Written request A >> Identify each line of the rows below that contains the string "postinstall", and copy those lines. Case counts.
--
I hope that the Grand Jury process was complete and fair…and that the County Prosecutor took the time to ensure that this case was investigated completely. I have no reason to think otherwise. Members of the Grand Jury are citizens pulled from the jury pool from the community. These citizens heard all the facts and evidence presented…and completed the job that was before them. I’m sure this was no easy task, and one that will stay with them long after this cases fades from media attention. They received their fair share of stress too.

I hope that the good people of Ferguson are able to rebuild their community, and take pride in their City once again. I found it hard to watch as the rioting became the story. I’m sure that this disturbance drew participants from other jurisdictions as well. What I watched was not something I expected to see happen in this country. I saw criminal acts of destruction (arson,looting,etc.) combined with what appeared to be an unprepared response (lack of,delayed, inadequate.) This appeared to all lead to a situation that got much worse than it needed to be. It was sad for the City of Ferguson and for all of its residents.
--
Written request B >> Return the section of the Ferguson passage above from "I hope that the Grand" up to and including "of stress too.", copied word for word.

(Layout annotation data)
--
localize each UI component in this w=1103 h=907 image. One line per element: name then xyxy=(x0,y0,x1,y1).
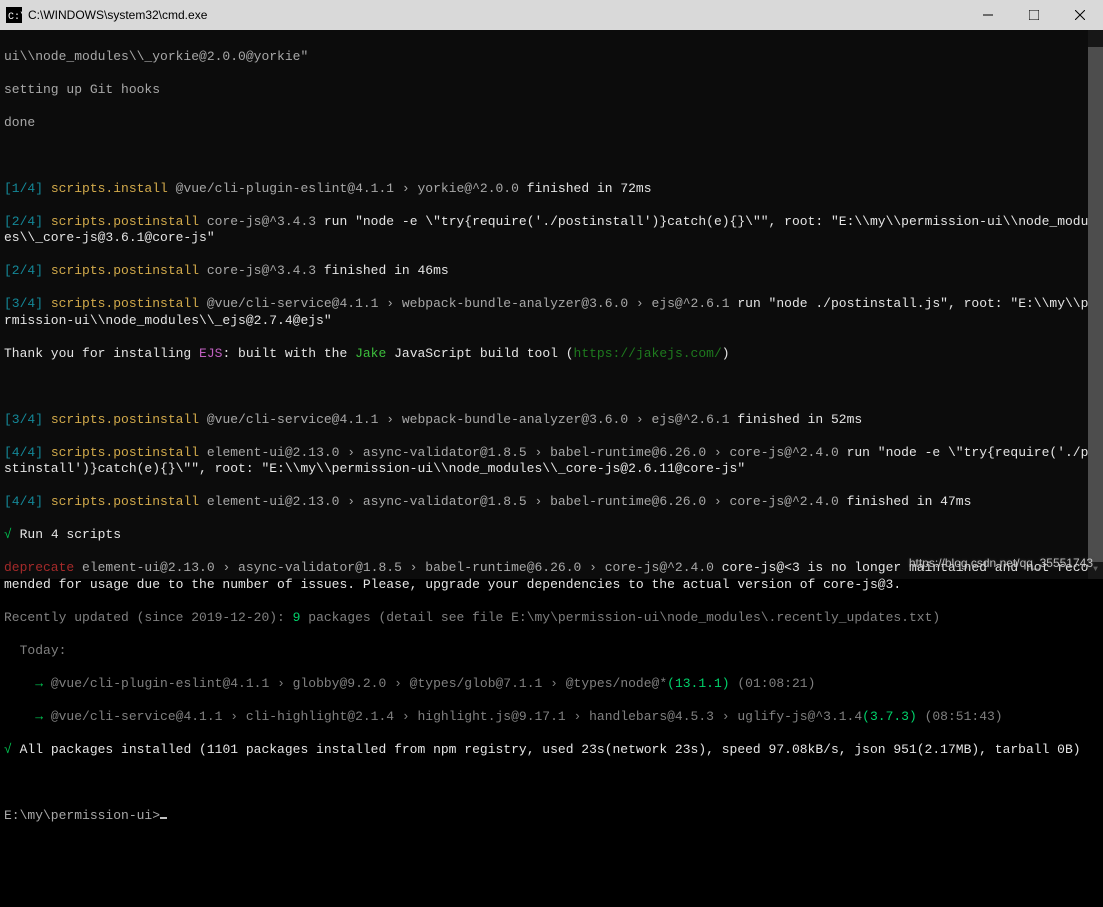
close-button[interactable] xyxy=(1057,0,1103,30)
output-line: → @vue/cli-service@4.1.1 › cli-highlight… xyxy=(4,709,1099,726)
output-line: → @vue/cli-plugin-eslint@4.1.1 › globby@… xyxy=(4,676,1099,693)
titlebar[interactable]: C:\ C:\WINDOWS\system32\cmd.exe xyxy=(0,0,1103,30)
output-line: [2/4] scripts.postinstall core-js@^3.4.3… xyxy=(4,214,1099,247)
output-line: [4/4] scripts.postinstall element-ui@2.1… xyxy=(4,494,1099,511)
cmd-icon: C:\ xyxy=(6,7,22,23)
terminal-output[interactable]: ui\\node_modules\\_yorkie@2.0.0@yorkie" … xyxy=(0,30,1103,579)
prompt-line: E:\my\permission-ui> xyxy=(4,808,1099,825)
output-line: [3/4] scripts.postinstall @vue/cli-servi… xyxy=(4,296,1099,329)
watermark: https://blog.csdn.net/qq_35551743 xyxy=(909,555,1093,572)
output-line: [4/4] scripts.postinstall element-ui@2.1… xyxy=(4,445,1099,478)
output-line: [2/4] scripts.postinstall core-js@^3.4.3… xyxy=(4,263,1099,280)
output-line: Recently updated (since 2019-12-20): 9 p… xyxy=(4,610,1099,627)
output-line: [3/4] scripts.postinstall @vue/cli-servi… xyxy=(4,412,1099,429)
maximize-button[interactable] xyxy=(1011,0,1057,30)
output-line: √ Run 4 scripts xyxy=(4,527,1099,544)
output-line: Thank you for installing EJS: built with… xyxy=(4,346,1099,363)
output-line: done xyxy=(4,115,1099,132)
minimize-button[interactable] xyxy=(965,0,1011,30)
output-line: √ All packages installed (1101 packages … xyxy=(4,742,1099,759)
scrollbar-thumb[interactable] xyxy=(1088,47,1103,562)
output-line: [1/4] scripts.install @vue/cli-plugin-es… xyxy=(4,181,1099,198)
output-line xyxy=(4,148,1099,165)
output-line xyxy=(4,775,1099,792)
cursor xyxy=(160,817,167,819)
svg-text:C:\: C:\ xyxy=(8,11,22,23)
output-line: ui\\node_modules\\_yorkie@2.0.0@yorkie" xyxy=(4,49,1099,66)
window-title: C:\WINDOWS\system32\cmd.exe xyxy=(28,8,207,22)
output-line: Today: xyxy=(4,643,1099,660)
output-line xyxy=(4,379,1099,396)
scrollbar[interactable]: ▲ ▼ xyxy=(1088,30,1103,579)
output-line: setting up Git hooks xyxy=(4,82,1099,99)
--
Written response A >>
output-line: [2/4] scripts.postinstall core-js@^3.4.3… xyxy=(4,214,1099,247)
output-line: [4/4] scripts.postinstall element-ui@2.1… xyxy=(4,494,1099,511)
output-line: [3/4] scripts.postinstall @vue/cli-servi… xyxy=(4,296,1099,329)
output-line: [4/4] scripts.postinstall element-ui@2.1… xyxy=(4,445,1099,478)
output-line: [2/4] scripts.postinstall core-js@^3.4.3… xyxy=(4,263,1099,280)
output-line: [3/4] scripts.postinstall @vue/cli-servi… xyxy=(4,412,1099,429)

Written response B >>
I hope that the Grand Jury process was complete and fair…and that the County Prosecutor took the time to ensure that this case was investigated completely. I have no reason to think otherwise. Members of the Grand Jury are citizens pulled from the jury pool from the community. These citizens heard all the facts and evidence presented…and completed the job that was before them. I’m sure this was no easy task, and one that will stay with them long after this cases fades from media attention. They received their fair share of stress too.